──────── Record list

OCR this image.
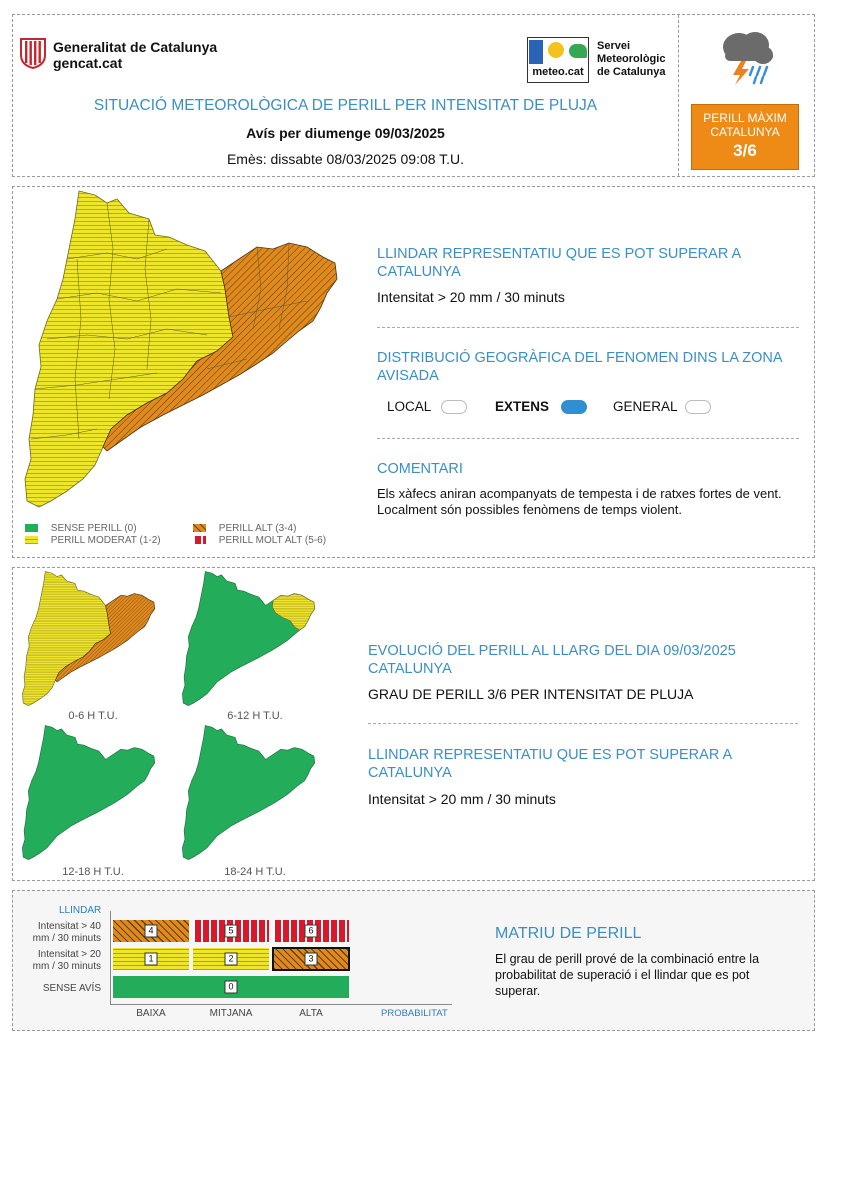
Generalitat de Catalunya
gencat.cat
meteo.cat
Servei
Meteorològic
de Catalunya
SITUACIÓ METEOROLÒGICA DE PERILL PER INTENSITAT DE PLUJA
Avís per diumenge 09/03/2025
Emès: dissabte 08/03/2025 09:08 T.U.
PERILL MÀXIM
CATALUNYA
3/6
SENSE PERILL (0)
PERILL MODERAT (1-2)
PERILL ALT (3-4)
PERILL MOLT ALT (5-6)
LLINDAR REPRESENTATIU QUE ES POT SUPERAR A CATALUNYA
Intensitat > 20 mm / 30 minuts
DISTRIBUCIÓ GEOGRÀFICA DEL FENOMEN DINS LA ZONA AVISADA
LOCAL	EXTENS	GENERAL
COMENTARI
Els xàfecs aniran acompanyats de tempesta i de ratxes fortes de vent. Localment són possibles fenòmens de temps violent.
0-6 H T.U.	6-12 H T.U.
12-18 H T.U.	18-24 H T.U.
EVOLUCIÓ DEL PERILL AL LLARG DEL DIA 09/03/2025 CATALUNYA
GRAU DE PERILL 3/6 PER INTENSITAT DE PLUJA
LLINDAR REPRESENTATIU QUE ES POT SUPERAR A CATALUNYA
Intensitat > 20 mm / 30 minuts
LLINDAR
Intensitat > 40 mm / 30 minuts
Intensitat > 20 mm / 30 minuts
SENSE AVÍS
4	5	6
1	2	3
0
BAIXA	MITJANA	ALTA	PROBABILITAT
MATRIU DE PERILL
El grau de perill prové de la combinació entre la probabilitat de superació i el llindar que es pot superar.
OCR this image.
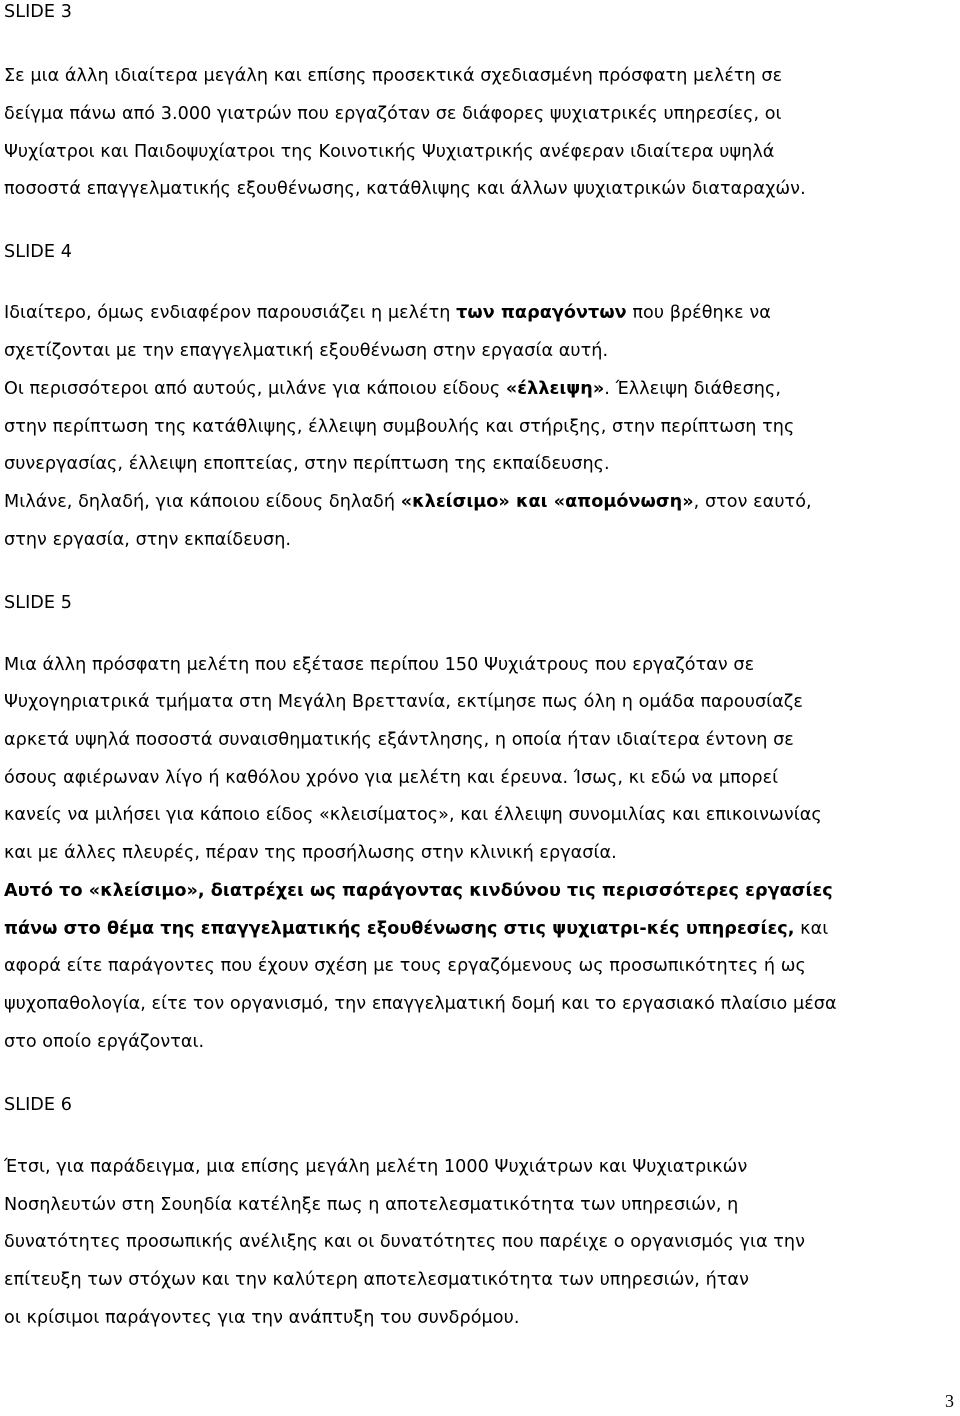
SLIDE 3
Σε μια άλλη ιδιαίτερα μεγάλη και επίσης προσεκτικά σχεδιασμένη πρόσφατη μελέτη σε
δείγμα πάνω από 3.000 γιατρών που εργαζόταν σε διάφορες ψυχιατρικές υπηρεσίες, οι
Ψυχίατροι και Παιδοψυχίατροι της Κοινοτικής Ψυχιατρικής ανέφεραν ιδιαίτερα υψηλά
ποσοστά επαγγελματικής εξουθένωσης, κατάθλιψης και άλλων ψυχιατρικών διαταραχών.
SLIDE 4
Ιδιαίτερο, όμως ενδιαφέρον παρουσιάζει η μελέτη των παραγόντων που βρέθηκε να
σχετίζονται με την επαγγελματική εξουθένωση στην εργασία αυτή.
Οι περισσότεροι από αυτούς, μιλάνε για κάποιου είδους «έλλειψη». Έλλειψη διάθεσης,
στην περίπτωση της κατάθλιψης, έλλειψη συμβουλής και στήριξης, στην περίπτωση της
συνεργασίας, έλλειψη εποπτείας, στην περίπτωση της εκπαίδευσης.
Μιλάνε, δηλαδή, για κάποιου είδους δηλαδή «κλείσιμο» και «απομόνωση», στον εαυτό,
στην εργασία, στην εκπαίδευση.
SLIDE 5
Μια άλλη πρόσφατη μελέτη που εξέτασε περίπου 150 Ψυχιάτρους που εργαζόταν σε
Ψυχογηριατρικά τμήματα στη Μεγάλη Βρεττανία, εκτίμησε πως όλη η ομάδα παρουσίαζε
αρκετά υψηλά ποσοστά συναισθηματικής εξάντλησης, η οποία ήταν ιδιαίτερα έντονη σε
όσους αφιέρωναν λίγο ή καθόλου χρόνο για μελέτη και έρευνα. Ίσως, κι εδώ να μπορεί
κανείς να μιλήσει για κάποιο είδος «κλεισίματος», και έλλειψη συνομιλίας και επικοινωνίας
και με άλλες πλευρές, πέραν της προσήλωσης στην κλινική εργασία.
Αυτό το «κλείσιμο», διατρέχει ως παράγοντας κινδύνου τις περισσότερες εργασίες
πάνω στο θέμα της επαγγελματικής εξουθένωσης στις ψυχιατρι-κές υπηρεσίες, και
αφορά είτε παράγοντες που έχουν σχέση με τους εργαζόμενους ως προσωπικότητες ή ως
ψυχοπαθολογία, είτε τον οργανισμό, την επαγγελματική δομή και το εργασιακό πλαίσιο μέσα
στο οποίο εργάζονται.
SLIDE 6
Έτσι, για παράδειγμα, μια επίσης μεγάλη μελέτη 1000 Ψυχιάτρων και Ψυχιατρικών
Νοσηλευτών στη Σουηδία κατέληξε πως η αποτελεσματικότητα των υπηρεσιών, η
δυνατότητες προσωπικής ανέλιξης και οι δυνατότητες που παρέιχε ο οργανισμός για την
επίτευξη των στόχων και την καλύτερη αποτελεσματικότητα των υπηρεσιών, ήταν
οι κρίσιμοι παράγοντες για την ανάπτυξη του συνδρόμου.
3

────────────────

▸ Stated exercise:
Copy the material shown above in full and exactly. Skip the pictures.

▸ Finished task:
OCR this image.
Generalitat de Catalunya
gencat.cat
meteo.cat
Servei
Meteorològic
de Catalunya
SITUACIÓ METEOROLÒGICA DE PERILL PER INTENSITAT DE PLUJA
Avís per diumenge 09/03/2025
Emès: dissabte 08/03/2025 09:08 T.U.
PERILL MÀXIM
CATALUNYA
3/6
SENSE PERILL (0)
PERILL MODERAT (1-2)
PERILL ALT (3-4)
PERILL MOLT ALT (5-6)
LLINDAR REPRESENTATIU QUE ES POT SUPERAR A CATALUNYA
Intensitat > 20 mm / 30 minuts
DISTRIBUCIÓ GEOGRÀFICA DEL FENOMEN DINS LA ZONA AVISADA
LOCAL	EXTENS	GENERAL
COMENTARI
Els xàfecs aniran acompanyats de tempesta i de ratxes fortes de vent. Localment són possibles fenòmens de temps violent.
0-6 H T.U.	6-12 H T.U.
12-18 H T.U.	18-24 H T.U.
EVOLUCIÓ DEL PERILL AL LLARG DEL DIA 09/03/2025 CATALUNYA
GRAU DE PERILL 3/6 PER INTENSITAT DE PLUJA
LLINDAR REPRESENTATIU QUE ES POT SUPERAR A CATALUNYA
Intensitat > 20 mm / 30 minuts
LLINDAR
Intensitat > 40 mm / 30 minuts
Intensitat > 20 mm / 30 minuts
SENSE AVÍS
4	5	6
1	2	3
0
BAIXA	MITJANA	ALTA	PROBABILITAT
MATRIU DE PERILL
El grau de perill prové de la combinació entre la probabilitat de superació i el llindar que es pot superar.
OCR this image.
SLIDE 3
Σε μια άλλη ιδιαίτερα μεγάλη και επίσης προσεκτικά σχεδιασμένη πρόσφατη μελέτη σε
δείγμα πάνω από 3.000 γιατρών που εργαζόταν σε διάφορες ψυχιατρικές υπηρεσίες, οι
Ψυχίατροι και Παιδοψυχίατροι της Κοινοτικής Ψυχιατρικής ανέφεραν ιδιαίτερα υψηλά
ποσοστά επαγγελματικής εξουθένωσης, κατάθλιψης και άλλων ψυχιατρικών διαταραχών.
SLIDE 4
Ιδιαίτερο, όμως ενδιαφέρον παρουσιάζει η μελέτη των παραγόντων που βρέθηκε να
σχετίζονται με την επαγγελματική εξουθένωση στην εργασία αυτή.
Οι περισσότεροι από αυτούς, μιλάνε για κάποιου είδους «έλλειψη». Έλλειψη διάθεσης,
στην περίπτωση της κατάθλιψης, έλλειψη συμβουλής και στήριξης, στην περίπτωση της
συνεργασίας, έλλειψη εποπτείας, στην περίπτωση της εκπαίδευσης.
Μιλάνε, δηλαδή, για κάποιου είδους δηλαδή «κλείσιμο» και «απομόνωση», στον εαυτό,
στην εργασία, στην εκπαίδευση.
SLIDE 5
Μια άλλη πρόσφατη μελέτη που εξέτασε περίπου 150 Ψυχιάτρους που εργαζόταν σε
Ψυχογηριατρικά τμήματα στη Μεγάλη Βρεττανία, εκτίμησε πως όλη η ομάδα παρουσίαζε
αρκετά υψηλά ποσοστά συναισθηματικής εξάντλησης, η οποία ήταν ιδιαίτερα έντονη σε
όσους αφιέρωναν λίγο ή καθόλου χρόνο για μελέτη και έρευνα. Ίσως, κι εδώ να μπορεί
κανείς να μιλήσει για κάποιο είδος «κλεισίματος», και έλλειψη συνομιλίας και επικοινωνίας
και με άλλες πλευρές, πέραν της προσήλωσης στην κλινική εργασία.
Αυτό το «κλείσιμο», διατρέχει ως παράγοντας κινδύνου τις περισσότερες εργασίες
πάνω στο θέμα της επαγγελματικής εξουθένωσης στις ψυχιατρι-κές υπηρεσίες, και
αφορά είτε παράγοντες που έχουν σχέση με τους εργαζόμενους ως προσωπικότητες ή ως
ψυχοπαθολογία, είτε τον οργανισμό, την επαγγελματική δομή και το εργασιακό πλαίσιο μέσα
στο οποίο εργάζονται.
SLIDE 6
Έτσι, για παράδειγμα, μια επίσης μεγάλη μελέτη 1000 Ψυχιάτρων και Ψυχιατρικών
Νοσηλευτών στη Σουηδία κατέληξε πως η αποτελεσματικότητα των υπηρεσιών, η
δυνατότητες προσωπικής ανέλιξης και οι δυνατότητες που παρέιχε ο οργανισμός για την
επίτευξη των στόχων και την καλύτερη αποτελεσματικότητα των υπηρεσιών, ήταν
οι κρίσιμοι παράγοντες για την ανάπτυξη του συνδρόμου.
3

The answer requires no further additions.